Copy out every one of the records below word for word, omitting the pictures.
━━━━━ THE DATA
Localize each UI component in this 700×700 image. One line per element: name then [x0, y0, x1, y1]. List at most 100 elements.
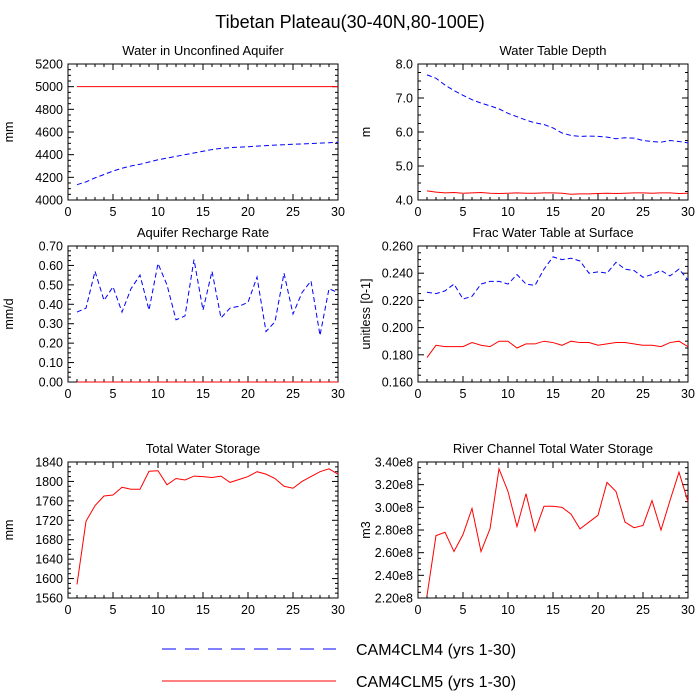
panel-title: Water Table Depth: [500, 43, 607, 58]
y-tick-label: 1720: [35, 514, 63, 528]
y-tick-label: 1680: [35, 533, 63, 547]
x-tick-label: 0: [65, 603, 72, 617]
x-tick-label: 10: [151, 205, 165, 219]
y-tick-label: 0.20: [39, 337, 63, 351]
y-tick-label: 5200: [35, 58, 63, 72]
series-line-clm4: [426, 74, 689, 144]
series-line-clm5: [426, 190, 689, 195]
x-tick-label: 5: [110, 205, 117, 219]
y-tick-label: 1840: [35, 456, 63, 470]
x-tick-label: 5: [460, 205, 467, 219]
x-tick-label: 30: [681, 387, 695, 401]
y-tick-label: 0.30: [39, 317, 63, 331]
panel-5: Total Water Storage 0 5 10 15 20 25 30 1560 1600 1…: [2, 441, 345, 617]
series-line-clm5: [426, 466, 689, 596]
plot-frame: [417, 461, 689, 599]
y-tick-label: 1640: [35, 553, 63, 567]
y-tick-label: 2.80e8: [375, 524, 413, 538]
y-tick-label: 4600: [35, 126, 63, 140]
panels: Water in Unconfined Aquifer 0 5 10 15 20 25 30 4…: [2, 43, 695, 617]
y-tick-label: 0.60: [39, 259, 63, 273]
x-tick-label: 15: [196, 603, 210, 617]
x-tick-label: 10: [501, 205, 515, 219]
y-tick-label: 0.10: [39, 356, 63, 370]
x-tick-label: 0: [415, 387, 422, 401]
plot-frame: [67, 461, 339, 599]
y-tick-label: 0.240: [382, 267, 413, 281]
y-tick-label: 4000: [35, 194, 63, 208]
series-line-clm4: [426, 256, 689, 300]
x-tick-label: 20: [591, 387, 605, 401]
x-tick-label: 30: [681, 603, 695, 617]
x-tick-label: 0: [65, 387, 72, 401]
plot-frame: [417, 63, 689, 201]
x-tick-label: 5: [110, 387, 117, 401]
y-tick-label: 0.220: [382, 294, 413, 308]
series-line-clm5: [426, 340, 689, 358]
y-tick-label: 6.0: [396, 126, 413, 140]
x-tick-label: 20: [241, 387, 255, 401]
y-tick-label: 2.60e8: [375, 546, 413, 560]
legend-label: CAM4CLM5 (yrs 1-30): [356, 674, 516, 691]
x-tick-label: 0: [415, 603, 422, 617]
panel-title: Total Water Storage: [146, 441, 260, 456]
x-tick-label: 15: [546, 205, 560, 219]
x-tick-label: 25: [286, 387, 300, 401]
y-tick-label: 5.0: [396, 160, 413, 174]
x-tick-label: 25: [636, 387, 650, 401]
y-tick-label: 0.180: [382, 348, 413, 362]
panel-6: River Channel Total Water Storage 0 5 10 15 2…: [359, 441, 695, 617]
y-tick-label: 0.40: [39, 298, 63, 312]
x-tick-label: 20: [241, 205, 255, 219]
x-tick-label: 30: [331, 387, 345, 401]
y-tick-label: 2.20e8: [375, 592, 413, 606]
x-tick-label: 5: [460, 603, 467, 617]
x-tick-label: 5: [460, 387, 467, 401]
x-tick-label: 20: [241, 603, 255, 617]
y-tick-label: 3.00e8: [375, 501, 413, 515]
y-tick-label: 0.00: [39, 376, 63, 390]
panel-3: Aquifer Recharge Rate 0 5 10 15 20 25 30 0.00 0.1…: [2, 225, 345, 401]
panel-2: Water Table Depth 0 5 10 15 20 25 30 4.0 5.0 6.0 7.…: [359, 43, 695, 219]
y-tick-label: 4200: [35, 171, 63, 185]
legend-label: CAM4CLM4 (yrs 1-30): [356, 642, 516, 659]
x-tick-label: 25: [636, 603, 650, 617]
y-axis-label: mm: [2, 520, 16, 541]
x-tick-label: 25: [286, 205, 300, 219]
x-tick-label: 30: [681, 205, 695, 219]
plot-frame: [417, 245, 689, 383]
x-tick-label: 10: [501, 603, 515, 617]
x-tick-label: 15: [196, 205, 210, 219]
y-tick-label: 1760: [35, 494, 63, 508]
x-tick-label: 30: [331, 603, 345, 617]
panel-title: Aquifer Recharge Rate: [137, 225, 269, 240]
y-tick-label: 0.50: [39, 278, 63, 292]
figure-title: Tibetan Plateau(30-40N,80-100E): [215, 12, 485, 32]
y-tick-label: 3.40e8: [375, 456, 413, 470]
y-tick-label: 7.0: [396, 92, 413, 106]
x-tick-label: 25: [286, 603, 300, 617]
x-tick-label: 0: [415, 205, 422, 219]
x-tick-label: 15: [546, 603, 560, 617]
series-line-clm4: [76, 141, 339, 186]
panel-4: Frac Water Table at Surface 0 5 10 15 20 25 30 0…: [359, 225, 695, 401]
y-axis-label: m3: [359, 521, 373, 538]
y-tick-label: 0.200: [382, 321, 413, 335]
x-tick-label: 15: [546, 387, 560, 401]
y-tick-label: 1800: [35, 475, 63, 489]
x-tick-label: 25: [636, 205, 650, 219]
legend: CAM4CLM4 (yrs 1-30) CAM4CLM5 (yrs 1-30): [162, 642, 516, 691]
y-tick-label: 0.70: [39, 240, 63, 254]
series-line-clm4: [76, 259, 339, 336]
x-tick-label: 30: [331, 205, 345, 219]
panel-1: Water in Unconfined Aquifer 0 5 10 15 20 25 30 4…: [2, 43, 345, 219]
series-line-clm5: [76, 468, 339, 585]
y-tick-label: 2.40e8: [375, 569, 413, 583]
x-tick-label: 0: [65, 205, 72, 219]
y-tick-label: 4.0: [396, 194, 413, 208]
x-tick-label: 15: [196, 387, 210, 401]
plot-frame: [67, 63, 339, 201]
x-tick-label: 5: [110, 603, 117, 617]
x-tick-label: 20: [591, 205, 605, 219]
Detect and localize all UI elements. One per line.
━━━━━━━━━━
• WRITTEN SOLUTION:
Localize each UI component in this 700×700 image. One line per element: name then [x0, y0, x1, y1]. List at most 100 elements.
panel-title: Water Table Depth: [500, 43, 607, 58]
y-tick-label: 1720: [35, 514, 63, 528]
y-tick-label: 1680: [35, 533, 63, 547]
x-tick-label: 0: [65, 603, 72, 617]
x-tick-label: 10: [151, 205, 165, 219]
y-tick-label: 0.20: [39, 337, 63, 351]
y-tick-label: 5200: [35, 58, 63, 72]
series-line-clm4: [426, 74, 689, 144]
series-line-clm5: [426, 190, 689, 195]
x-tick-label: 5: [110, 205, 117, 219]
y-tick-label: 1840: [35, 456, 63, 470]
x-tick-label: 5: [460, 205, 467, 219]
x-tick-label: 30: [681, 387, 695, 401]
y-tick-label: 0.30: [39, 317, 63, 331]
panel-5: Total Water Storage 0 5 10 15 20 25 30 1560 1600 1…: [2, 441, 345, 617]
series-line-clm5: [426, 466, 689, 596]
plot-frame: [417, 461, 689, 599]
y-tick-label: 1640: [35, 553, 63, 567]
y-tick-label: 2.80e8: [375, 524, 413, 538]
y-tick-label: 4600: [35, 126, 63, 140]
panels: Water in Unconfined Aquifer 0 5 10 15 20 25 30 4…: [2, 43, 695, 617]
y-tick-label: 0.60: [39, 259, 63, 273]
x-tick-label: 15: [196, 603, 210, 617]
x-tick-label: 10: [501, 205, 515, 219]
y-tick-label: 0.10: [39, 356, 63, 370]
x-tick-label: 0: [415, 387, 422, 401]
plot-frame: [67, 461, 339, 599]
y-tick-label: 0.240: [382, 267, 413, 281]
y-tick-label: 4000: [35, 194, 63, 208]
series-line-clm4: [426, 256, 689, 300]
x-tick-label: 20: [591, 387, 605, 401]
x-tick-label: 30: [681, 603, 695, 617]
x-tick-label: 0: [65, 387, 72, 401]
plot-frame: [417, 63, 689, 201]
x-tick-label: 5: [110, 387, 117, 401]
y-tick-label: 0.220: [382, 294, 413, 308]
series-line-clm5: [426, 340, 689, 358]
y-tick-label: 6.0: [396, 126, 413, 140]
x-tick-label: 20: [241, 387, 255, 401]
y-tick-label: 2.60e8: [375, 546, 413, 560]
legend-label: CAM4CLM5 (yrs 1-30): [356, 674, 516, 691]
x-tick-label: 0: [415, 603, 422, 617]
panel-title: Total Water Storage: [146, 441, 260, 456]
x-tick-label: 15: [546, 205, 560, 219]
x-tick-label: 25: [286, 387, 300, 401]
y-tick-label: 5.0: [396, 160, 413, 174]
x-tick-label: 25: [636, 387, 650, 401]
y-tick-label: 0.180: [382, 348, 413, 362]
panel-6: River Channel Total Water Storage 0 5 10 15 2…: [359, 441, 695, 617]
y-tick-label: 0.40: [39, 298, 63, 312]
x-tick-label: 20: [241, 205, 255, 219]
x-tick-label: 30: [331, 387, 345, 401]
y-tick-label: 2.20e8: [375, 592, 413, 606]
x-tick-label: 5: [460, 603, 467, 617]
x-tick-label: 5: [460, 387, 467, 401]
x-tick-label: 20: [241, 603, 255, 617]
y-tick-label: 3.00e8: [375, 501, 413, 515]
y-tick-label: 0.00: [39, 376, 63, 390]
panel-3: Aquifer Recharge Rate 0 5 10 15 20 25 30 0.00 0.1…: [2, 225, 345, 401]
panel-2: Water Table Depth 0 5 10 15 20 25 30 4.0 5.0 6.0 7.…: [359, 43, 695, 219]
y-tick-label: 4200: [35, 171, 63, 185]
legend-label: CAM4CLM4 (yrs 1-30): [356, 642, 516, 659]
x-tick-label: 25: [636, 603, 650, 617]
y-axis-label: mm: [2, 520, 16, 541]
x-tick-label: 25: [286, 205, 300, 219]
x-tick-label: 30: [681, 205, 695, 219]
plot-frame: [417, 245, 689, 383]
x-tick-label: 10: [501, 603, 515, 617]
x-tick-label: 15: [196, 205, 210, 219]
y-tick-label: 1760: [35, 494, 63, 508]
x-tick-label: 30: [331, 603, 345, 617]
panel-title: Aquifer Recharge Rate: [137, 225, 269, 240]
y-tick-label: 0.50: [39, 278, 63, 292]
figure-title: Tibetan Plateau(30-40N,80-100E): [215, 12, 485, 32]
y-tick-label: 3.40e8: [375, 456, 413, 470]
y-tick-label: 7.0: [396, 92, 413, 106]
x-tick-label: 25: [286, 603, 300, 617]
x-tick-label: 0: [415, 205, 422, 219]
x-tick-label: 15: [546, 603, 560, 617]
series-line-clm4: [76, 141, 339, 186]
panel-4: Frac Water Table at Surface 0 5 10 15 20 25 30 0…: [359, 225, 695, 401]
y-axis-label: m3: [359, 521, 373, 538]
y-tick-label: 0.200: [382, 321, 413, 335]
x-tick-label: 15: [546, 387, 560, 401]
y-tick-label: 1800: [35, 475, 63, 489]
x-tick-label: 25: [636, 205, 650, 219]
legend: CAM4CLM4 (yrs 1-30) CAM4CLM5 (yrs 1-30): [162, 642, 516, 691]
y-tick-label: 0.70: [39, 240, 63, 254]
series-line-clm4: [76, 259, 339, 336]
x-tick-label: 30: [331, 205, 345, 219]
panel-1: Water in Unconfined Aquifer 0 5 10 15 20 25 30 4…: [2, 43, 345, 219]
series-line-clm5: [76, 468, 339, 585]
y-tick-label: 2.40e8: [375, 569, 413, 583]
x-tick-label: 0: [65, 205, 72, 219]
y-tick-label: 4.0: [396, 194, 413, 208]
x-tick-label: 15: [196, 387, 210, 401]
plot-frame: [67, 63, 339, 201]
x-tick-label: 5: [110, 603, 117, 617]
x-tick-label: 20: [591, 205, 605, 219]
Detect and localize all UI elements. One per line.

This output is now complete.